(Stored data)
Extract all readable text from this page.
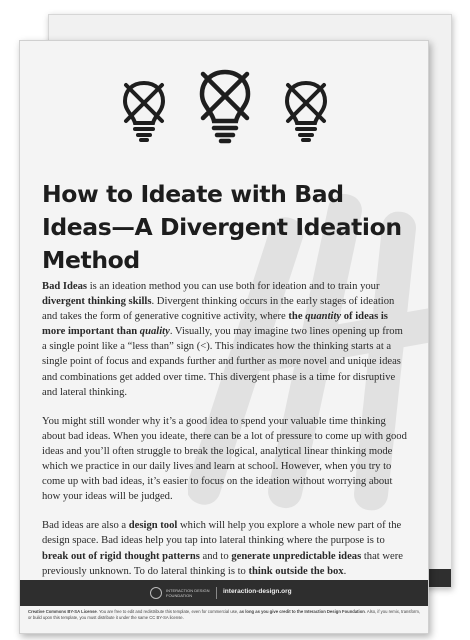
How to Ideate with Bad Ideas—A Divergent Ideation Method

Bad Ideas is an ideation method you can use both for ideation and to train your divergent thinking skills. Divergent thinking occurs in the early stages of ideation and takes the form of generative cognitive activity, where the quantity of ideas is more important than quality. Visually, you may imagine two lines opening up from a single point like a “less than” sign (<). This indicates how the thinking starts at a single point of focus and expands further and further as more novel and unique ideas and combinations get added over time. This divergent phase is a time for disruptive and lateral thinking.

You might still wonder why it’s a good idea to spend your valuable time thinking about bad ideas. When you ideate, there can be a lot of pressure to come up with good ideas and you’ll often struggle to break the logical, analytical linear thinking mode which we practice in our daily lives and learn at school. However, when you try to come up with bad ideas, it’s easier to focus on the ideation without worrying about how your ideas will be judged.

Bad ideas are also a design tool which will help you explore a whole new part of the design space. Bad ideas help you tap into lateral thinking where the purpose is to break out of rigid thought patterns and to generate unpredictable ideas that were previously unknown. To do lateral thinking is to think outside the box.

INTERACTION DESIGN
FOUNDATION
interaction-design.org
Creative Commons BY-SA License. You are free to edit and redistribute this template, even for commercial use, as long as you give credit to the Interaction Design Foundation. Also, if you remix, transform, or build upon this template, you must distribute it under the same CC BY-SA license.
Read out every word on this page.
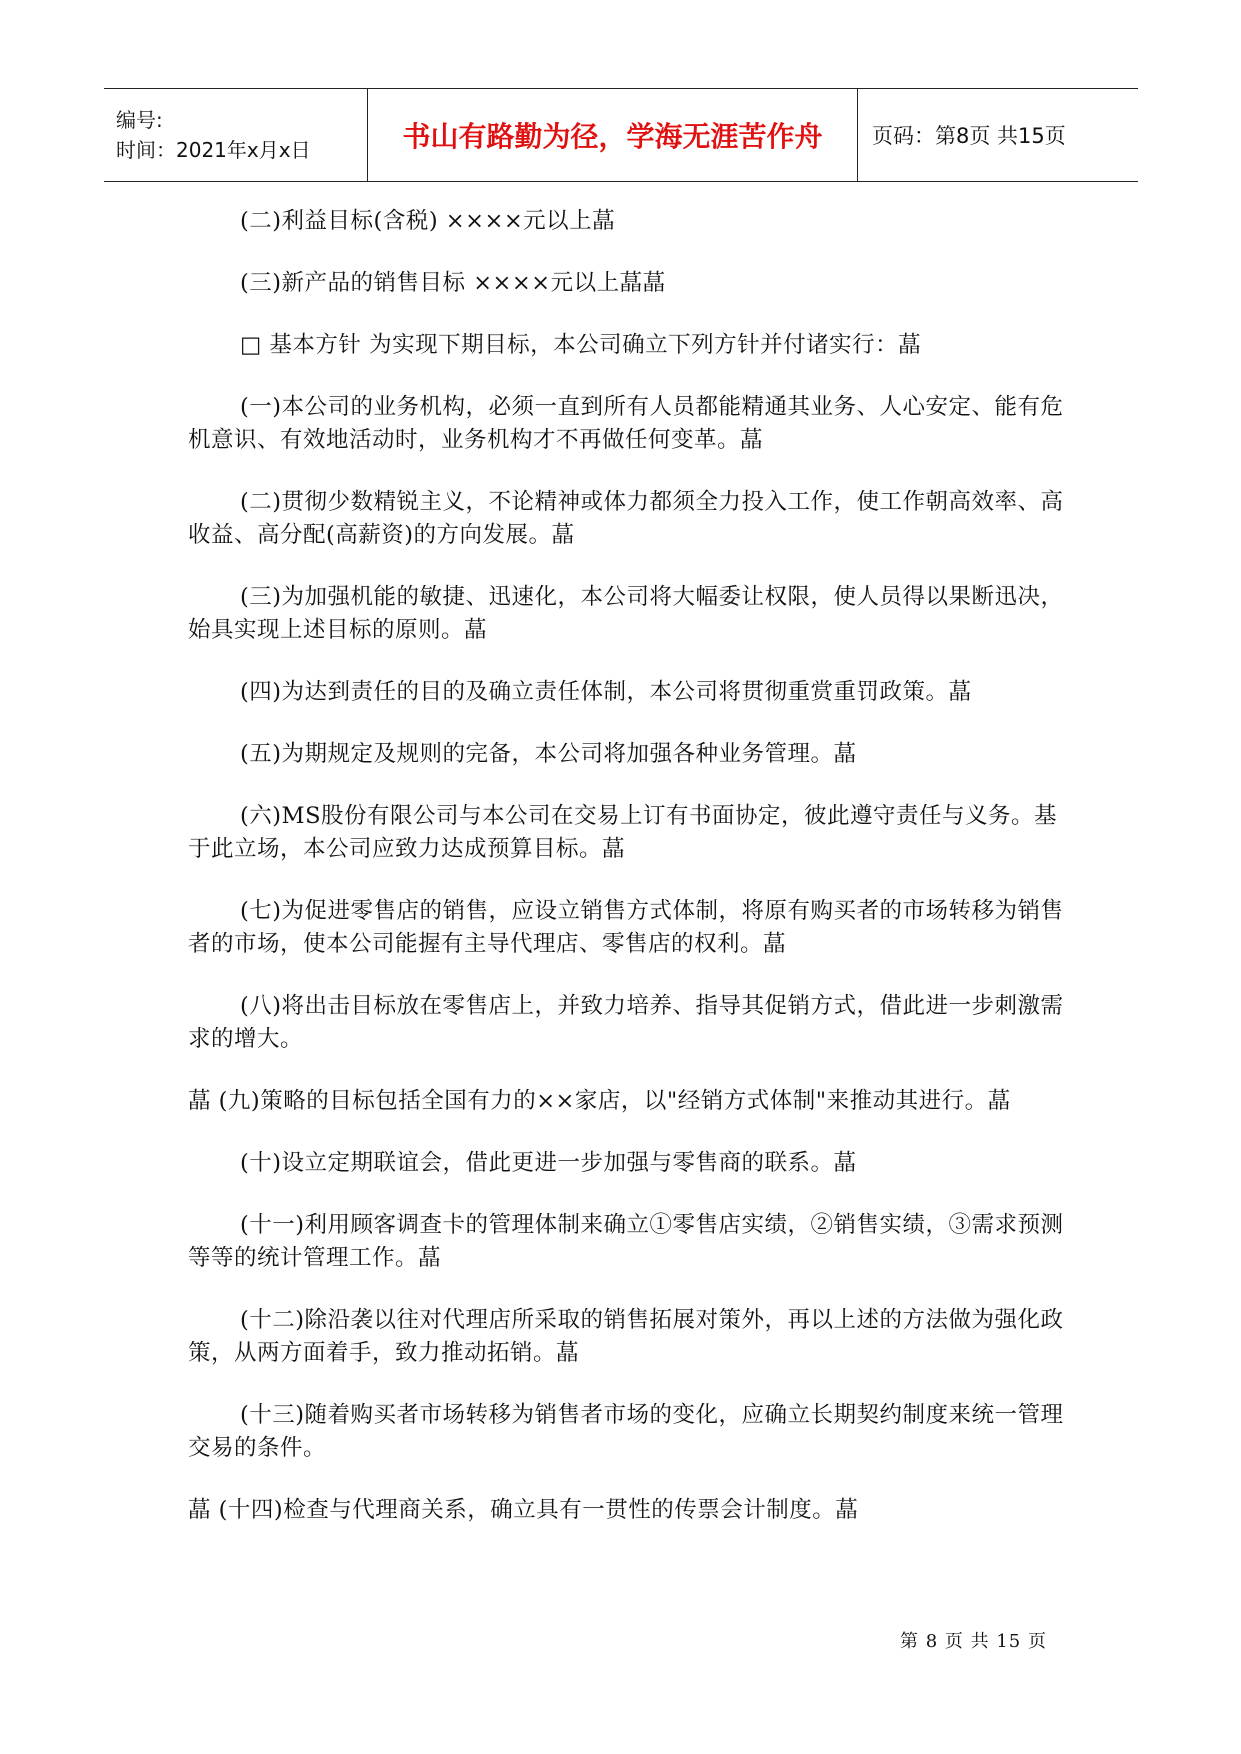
编号:
时间：2021年x月x日	书山有路勤为径，学海无涯苦作舟 页码：第8页 共15页

(二)利益目标(含税) ××××元以上蕌

(三)新产品的销售目标 ××××元以上蕌蕌

□ 基本方针 为实现下期目标，本公司确立下列方针并付诸实行：蕌

(一)本公司的业务机构，必须一直到所有人员都能精通其业务、人心安定、能有危机意识、有效地活动时，业务机构才不再做任何变革。蕌

(二)贯彻少数精锐主义，不论精神或体力都须全力投入工作，使工作朝高效率、高收益、高分配(高薪资)的方向发展。蕌

(三)为加强机能的敏捷、迅速化，本公司将大幅委让权限，使人员得以果断迅决，始具实现上述目标的原则。蕌

(四)为达到责任的目的及确立责任体制，本公司将贯彻重赏重罚政策。蕌

(五)为期规定及规则的完备，本公司将加强各种业务管理。蕌

(六)MS股份有限公司与本公司在交易上订有书面协定，彼此遵守责任与义务。基于此立场，本公司应致力达成预算目标。蕌

(七)为促进零售店的销售，应设立销售方式体制，将原有购买者的市场转移为销售者的市场，使本公司能握有主导代理店、零售店的权利。蕌

(八)将出击目标放在零售店上，并致力培养、指导其促销方式，借此进一步刺激需求的增大。

蕌 (九)策略的目标包括全国有力的××家店，以"经销方式体制"来推动其进行。蕌

(十)设立定期联谊会，借此更进一步加强与零售商的联系。蕌

(十一)利用顾客调查卡的管理体制来确立①零售店实绩，②销售实绩，③需求预测等等的统计管理工作。蕌

(十二)除沿袭以往对代理店所采取的销售拓展对策外，再以上述的方法做为强化政策，从两方面着手，致力推动拓销。蕌

(十三)随着购买者市场转移为销售者市场的变化，应确立长期契约制度来统一管理交易的条件。

蕌 (十四)检查与代理商关系，确立具有一贯性的传票会计制度。蕌

第 8 页 共 15 页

* [What you should do] Go through the listing above and write it all out exactly, leaving out any picture.

* [Finished answer]
Extract all readable text from this page.
How to Ideate with Bad Ideas—A Divergent Ideation Method

Bad Ideas is an ideation method you can use both for ideation and to train your divergent thinking skills. Divergent thinking occurs in the early stages of ideation and takes the form of generative cognitive activity, where the quantity of ideas is more important than quality. Visually, you may imagine two lines opening up from a single point like a “less than” sign (<). This indicates how the thinking starts at a single point of focus and expands further and further as more novel and unique ideas and combinations get added over time. This divergent phase is a time for disruptive and lateral thinking.

You might still wonder why it’s a good idea to spend your valuable time thinking about bad ideas. When you ideate, there can be a lot of pressure to come up with good ideas and you’ll often struggle to break the logical, analytical linear thinking mode which we practice in our daily lives and learn at school. However, when you try to come up with bad ideas, it’s easier to focus on the ideation without worrying about how your ideas will be judged.

Bad ideas are also a design tool which will help you explore a whole new part of the design space. Bad ideas help you tap into lateral thinking where the purpose is to break out of rigid thought patterns and to generate unpredictable ideas that were previously unknown. To do lateral thinking is to think outside the box.

INTERACTION DESIGN
FOUNDATION
interaction-design.org
Creative Commons BY-SA License. You are free to edit and redistribute this template, even for commercial use, as long as you give credit to the Interaction Design Foundation. Also, if you remix, transform, or build upon this template, you must distribute it under the same CC BY-SA license.
Read out every word on this page.
编号:
时间：2021年x月x日	书山有路勤为径，学海无涯苦作舟 页码：第8页 共15页

(二)利益目标(含税) ××××元以上蕌

(三)新产品的销售目标 ××××元以上蕌蕌

□ 基本方针 为实现下期目标，本公司确立下列方针并付诸实行：蕌

(一)本公司的业务机构，必须一直到所有人员都能精通其业务、人心安定、能有危机意识、有效地活动时，业务机构才不再做任何变革。蕌

(二)贯彻少数精锐主义，不论精神或体力都须全力投入工作，使工作朝高效率、高收益、高分配(高薪资)的方向发展。蕌

(三)为加强机能的敏捷、迅速化，本公司将大幅委让权限，使人员得以果断迅决，始具实现上述目标的原则。蕌

(四)为达到责任的目的及确立责任体制，本公司将贯彻重赏重罚政策。蕌

(五)为期规定及规则的完备，本公司将加强各种业务管理。蕌

(六)MS股份有限公司与本公司在交易上订有书面协定，彼此遵守责任与义务。基于此立场，本公司应致力达成预算目标。蕌

(七)为促进零售店的销售，应设立销售方式体制，将原有购买者的市场转移为销售者的市场，使本公司能握有主导代理店、零售店的权利。蕌

(八)将出击目标放在零售店上，并致力培养、指导其促销方式，借此进一步刺激需求的增大。

蕌 (九)策略的目标包括全国有力的××家店，以"经销方式体制"来推动其进行。蕌

(十)设立定期联谊会，借此更进一步加强与零售商的联系。蕌

(十一)利用顾客调查卡的管理体制来确立①零售店实绩，②销售实绩，③需求预测等等的统计管理工作。蕌

(十二)除沿袭以往对代理店所采取的销售拓展对策外，再以上述的方法做为强化政策，从两方面着手，致力推动拓销。蕌

(十三)随着购买者市场转移为销售者市场的变化，应确立长期契约制度来统一管理交易的条件。

蕌 (十四)检查与代理商关系，确立具有一贯性的传票会计制度。蕌

第 8 页 共 15 页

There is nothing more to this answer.